Source data
▬▬▬▬▬▬

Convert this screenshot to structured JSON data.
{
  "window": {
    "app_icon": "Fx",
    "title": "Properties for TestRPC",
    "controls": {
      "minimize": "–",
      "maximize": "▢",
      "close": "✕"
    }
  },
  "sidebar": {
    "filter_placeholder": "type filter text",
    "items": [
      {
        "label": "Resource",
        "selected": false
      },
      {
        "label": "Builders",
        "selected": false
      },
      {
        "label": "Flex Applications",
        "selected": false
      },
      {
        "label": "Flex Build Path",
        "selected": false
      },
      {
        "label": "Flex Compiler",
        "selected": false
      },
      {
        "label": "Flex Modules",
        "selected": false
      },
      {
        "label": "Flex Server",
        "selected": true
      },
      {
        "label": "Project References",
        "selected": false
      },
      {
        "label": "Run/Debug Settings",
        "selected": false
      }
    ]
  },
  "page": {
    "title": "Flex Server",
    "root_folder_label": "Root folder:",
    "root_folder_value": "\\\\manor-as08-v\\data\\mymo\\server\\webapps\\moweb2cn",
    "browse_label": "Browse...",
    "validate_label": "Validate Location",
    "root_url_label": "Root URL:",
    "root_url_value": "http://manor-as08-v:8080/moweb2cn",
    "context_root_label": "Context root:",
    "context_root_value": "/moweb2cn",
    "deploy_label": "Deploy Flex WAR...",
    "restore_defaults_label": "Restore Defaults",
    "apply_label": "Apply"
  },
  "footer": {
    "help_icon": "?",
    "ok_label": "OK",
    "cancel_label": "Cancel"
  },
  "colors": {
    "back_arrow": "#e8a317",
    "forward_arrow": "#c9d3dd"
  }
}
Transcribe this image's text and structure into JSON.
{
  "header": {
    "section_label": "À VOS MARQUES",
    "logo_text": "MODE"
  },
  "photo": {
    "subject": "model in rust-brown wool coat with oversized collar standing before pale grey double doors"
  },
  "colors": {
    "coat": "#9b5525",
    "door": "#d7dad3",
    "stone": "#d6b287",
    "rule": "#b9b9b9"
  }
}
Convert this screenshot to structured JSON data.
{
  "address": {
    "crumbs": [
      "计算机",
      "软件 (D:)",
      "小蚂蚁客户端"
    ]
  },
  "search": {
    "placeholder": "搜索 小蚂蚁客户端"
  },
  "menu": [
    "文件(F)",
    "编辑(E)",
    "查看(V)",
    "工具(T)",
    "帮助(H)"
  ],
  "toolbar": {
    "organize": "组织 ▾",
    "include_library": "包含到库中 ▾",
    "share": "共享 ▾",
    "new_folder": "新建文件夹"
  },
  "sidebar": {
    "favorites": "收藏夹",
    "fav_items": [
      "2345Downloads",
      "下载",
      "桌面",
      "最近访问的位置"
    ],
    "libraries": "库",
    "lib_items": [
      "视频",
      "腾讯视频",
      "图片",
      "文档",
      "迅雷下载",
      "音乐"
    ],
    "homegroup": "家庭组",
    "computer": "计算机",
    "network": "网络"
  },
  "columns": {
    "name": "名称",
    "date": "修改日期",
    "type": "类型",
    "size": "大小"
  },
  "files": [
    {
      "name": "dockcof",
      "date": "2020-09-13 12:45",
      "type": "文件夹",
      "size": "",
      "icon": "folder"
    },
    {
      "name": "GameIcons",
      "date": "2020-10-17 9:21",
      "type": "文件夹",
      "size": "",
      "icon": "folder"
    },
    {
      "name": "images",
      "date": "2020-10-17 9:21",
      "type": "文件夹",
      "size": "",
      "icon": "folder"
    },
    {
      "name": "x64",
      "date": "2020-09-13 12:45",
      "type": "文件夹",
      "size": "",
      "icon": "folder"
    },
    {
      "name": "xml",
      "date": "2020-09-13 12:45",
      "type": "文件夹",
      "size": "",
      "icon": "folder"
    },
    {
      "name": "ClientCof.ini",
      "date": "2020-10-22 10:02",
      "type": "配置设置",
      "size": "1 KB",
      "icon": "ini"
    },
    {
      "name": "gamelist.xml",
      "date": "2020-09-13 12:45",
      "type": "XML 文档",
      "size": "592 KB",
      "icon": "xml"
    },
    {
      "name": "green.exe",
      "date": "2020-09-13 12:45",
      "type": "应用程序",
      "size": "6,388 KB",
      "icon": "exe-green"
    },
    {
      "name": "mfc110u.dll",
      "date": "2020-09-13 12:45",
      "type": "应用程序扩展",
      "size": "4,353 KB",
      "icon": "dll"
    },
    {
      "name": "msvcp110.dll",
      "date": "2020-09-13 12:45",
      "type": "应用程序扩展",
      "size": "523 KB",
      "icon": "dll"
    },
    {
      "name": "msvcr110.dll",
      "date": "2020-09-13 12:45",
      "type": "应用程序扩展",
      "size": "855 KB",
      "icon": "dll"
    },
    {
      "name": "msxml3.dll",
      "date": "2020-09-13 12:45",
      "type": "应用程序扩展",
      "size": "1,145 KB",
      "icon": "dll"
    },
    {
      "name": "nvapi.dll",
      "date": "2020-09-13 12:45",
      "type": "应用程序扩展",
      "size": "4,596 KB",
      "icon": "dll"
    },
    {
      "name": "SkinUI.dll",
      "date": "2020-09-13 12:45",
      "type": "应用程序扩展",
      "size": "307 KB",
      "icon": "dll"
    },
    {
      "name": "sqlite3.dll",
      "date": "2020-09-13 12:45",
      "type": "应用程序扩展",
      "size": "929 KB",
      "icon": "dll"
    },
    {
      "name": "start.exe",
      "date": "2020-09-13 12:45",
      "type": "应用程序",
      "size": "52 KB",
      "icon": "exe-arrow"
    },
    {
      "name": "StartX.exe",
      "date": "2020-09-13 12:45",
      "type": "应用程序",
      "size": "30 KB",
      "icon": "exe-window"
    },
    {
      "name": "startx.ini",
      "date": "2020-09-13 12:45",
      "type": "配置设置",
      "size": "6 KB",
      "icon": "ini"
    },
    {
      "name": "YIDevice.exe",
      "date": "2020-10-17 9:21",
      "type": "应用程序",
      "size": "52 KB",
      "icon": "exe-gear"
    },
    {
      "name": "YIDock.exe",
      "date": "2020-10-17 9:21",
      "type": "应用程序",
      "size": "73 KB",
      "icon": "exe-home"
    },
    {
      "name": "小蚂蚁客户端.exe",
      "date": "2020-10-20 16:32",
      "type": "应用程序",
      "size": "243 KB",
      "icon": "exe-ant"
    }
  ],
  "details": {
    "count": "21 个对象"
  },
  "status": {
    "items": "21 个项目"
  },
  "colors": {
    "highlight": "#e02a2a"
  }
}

▬▬▬▬▬▬

- **What is asked**
Write the entries again, exactly as they stand.

- **Answer for this exercise**
Convert this screenshot to structured JSON data.
{
  "window": {
    "app_icon": "Fx",
    "title": "Properties for TestRPC",
    "controls": {
      "minimize": "–",
      "maximize": "▢",
      "close": "✕"
    }
  },
  "sidebar": {
    "filter_placeholder": "type filter text",
    "items": [
      {
        "label": "Resource",
        "selected": false
      },
      {
        "label": "Builders",
        "selected": false
      },
      {
        "label": "Flex Applications",
        "selected": false
      },
      {
        "label": "Flex Build Path",
        "selected": false
      },
      {
        "label": "Flex Compiler",
        "selected": false
      },
      {
        "label": "Flex Modules",
        "selected": false
      },
      {
        "label": "Flex Server",
        "selected": true
      },
      {
        "label": "Project References",
        "selected": false
      },
      {
        "label": "Run/Debug Settings",
        "selected": false
      }
    ]
  },
  "page": {
    "title": "Flex Server",
    "root_folder_label": "Root folder:",
    "root_folder_value": "\\\\manor-as08-v\\data\\mymo\\server\\webapps\\moweb2cn",
    "browse_label": "Browse...",
    "validate_label": "Validate Location",
    "root_url_label": "Root URL:",
    "root_url_value": "http://manor-as08-v:8080/moweb2cn",
    "context_root_label": "Context root:",
    "context_root_value": "/moweb2cn",
    "deploy_label": "Deploy Flex WAR...",
    "restore_defaults_label": "Restore Defaults",
    "apply_label": "Apply"
  },
  "footer": {
    "help_icon": "?",
    "ok_label": "OK",
    "cancel_label": "Cancel"
  },
  "colors": {
    "back_arrow": "#e8a317",
    "forward_arrow": "#c9d3dd"
  }
}
Transcribe this image's text and structure into JSON.
{
  "header": {
    "section_label": "À VOS MARQUES",
    "logo_text": "MODE"
  },
  "photo": {
    "subject": "model in rust-brown wool coat with oversized collar standing before pale grey double doors"
  },
  "colors": {
    "coat": "#9b5525",
    "door": "#d7dad3",
    "stone": "#d6b287",
    "rule": "#b9b9b9"
  }
}
Convert this screenshot to structured JSON data.
{
  "address": {
    "crumbs": [
      "计算机",
      "软件 (D:)",
      "小蚂蚁客户端"
    ]
  },
  "search": {
    "placeholder": "搜索 小蚂蚁客户端"
  },
  "menu": [
    "文件(F)",
    "编辑(E)",
    "查看(V)",
    "工具(T)",
    "帮助(H)"
  ],
  "toolbar": {
    "organize": "组织 ▾",
    "include_library": "包含到库中 ▾",
    "share": "共享 ▾",
    "new_folder": "新建文件夹"
  },
  "sidebar": {
    "favorites": "收藏夹",
    "fav_items": [
      "2345Downloads",
      "下载",
      "桌面",
      "最近访问的位置"
    ],
    "libraries": "库",
    "lib_items": [
      "视频",
      "腾讯视频",
      "图片",
      "文档",
      "迅雷下载",
      "音乐"
    ],
    "homegroup": "家庭组",
    "computer": "计算机",
    "network": "网络"
  },
  "columns": {
    "name": "名称",
    "date": "修改日期",
    "type": "类型",
    "size": "大小"
  },
  "files": [
    {
      "name": "dockcof",
      "date": "2020-09-13 12:45",
      "type": "文件夹",
      "size": "",
      "icon": "folder"
    },
    {
      "name": "GameIcons",
      "date": "2020-10-17 9:21",
      "type": "文件夹",
      "size": "",
      "icon": "folder"
    },
    {
      "name": "images",
      "date": "2020-10-17 9:21",
      "type": "文件夹",
      "size": "",
      "icon": "folder"
    },
    {
      "name": "x64",
      "date": "2020-09-13 12:45",
      "type": "文件夹",
      "size": "",
      "icon": "folder"
    },
    {
      "name": "xml",
      "date": "2020-09-13 12:45",
      "type": "文件夹",
      "size": "",
      "icon": "folder"
    },
    {
      "name": "ClientCof.ini",
      "date": "2020-10-22 10:02",
      "type": "配置设置",
      "size": "1 KB",
      "icon": "ini"
    },
    {
      "name": "gamelist.xml",
      "date": "2020-09-13 12:45",
      "type": "XML 文档",
      "size": "592 KB",
      "icon": "xml"
    },
    {
      "name": "green.exe",
      "date": "2020-09-13 12:45",
      "type": "应用程序",
      "size": "6,388 KB",
      "icon": "exe-green"
    },
    {
      "name": "mfc110u.dll",
      "date": "2020-09-13 12:45",
      "type": "应用程序扩展",
      "size": "4,353 KB",
      "icon": "dll"
    },
    {
      "name": "msvcp110.dll",
      "date": "2020-09-13 12:45",
      "type": "应用程序扩展",
      "size": "523 KB",
      "icon": "dll"
    },
    {
      "name": "msvcr110.dll",
      "date": "2020-09-13 12:45",
      "type": "应用程序扩展",
      "size": "855 KB",
      "icon": "dll"
    },
    {
      "name": "msxml3.dll",
      "date": "2020-09-13 12:45",
      "type": "应用程序扩展",
      "size": "1,145 KB",
      "icon": "dll"
    },
    {
      "name": "nvapi.dll",
      "date": "2020-09-13 12:45",
      "type": "应用程序扩展",
      "size": "4,596 KB",
      "icon": "dll"
    },
    {
      "name": "SkinUI.dll",
      "date": "2020-09-13 12:45",
      "type": "应用程序扩展",
      "size": "307 KB",
      "icon": "dll"
    },
    {
      "name": "sqlite3.dll",
      "date": "2020-09-13 12:45",
      "type": "应用程序扩展",
      "size": "929 KB",
      "icon": "dll"
    },
    {
      "name": "start.exe",
      "date": "2020-09-13 12:45",
      "type": "应用程序",
      "size": "52 KB",
      "icon": "exe-arrow"
    },
    {
      "name": "StartX.exe",
      "date": "2020-09-13 12:45",
      "type": "应用程序",
      "size": "30 KB",
      "icon": "exe-window"
    },
    {
      "name": "startx.ini",
      "date": "2020-09-13 12:45",
      "type": "配置设置",
      "size": "6 KB",
      "icon": "ini"
    },
    {
      "name": "YIDevice.exe",
      "date": "2020-10-17 9:21",
      "type": "应用程序",
      "size": "52 KB",
      "icon": "exe-gear"
    },
    {
      "name": "YIDock.exe",
      "date": "2020-10-17 9:21",
      "type": "应用程序",
      "size": "73 KB",
      "icon": "exe-home"
    },
    {
      "name": "小蚂蚁客户端.exe",
      "date": "2020-10-20 16:32",
      "type": "应用程序",
      "size": "243 KB",
      "icon": "exe-ant"
    }
  ],
  "details": {
    "count": "21 个对象"
  },
  "status": {
    "items": "21 个项目"
  },
  "colors": {
    "highlight": "#e02a2a"
  }
}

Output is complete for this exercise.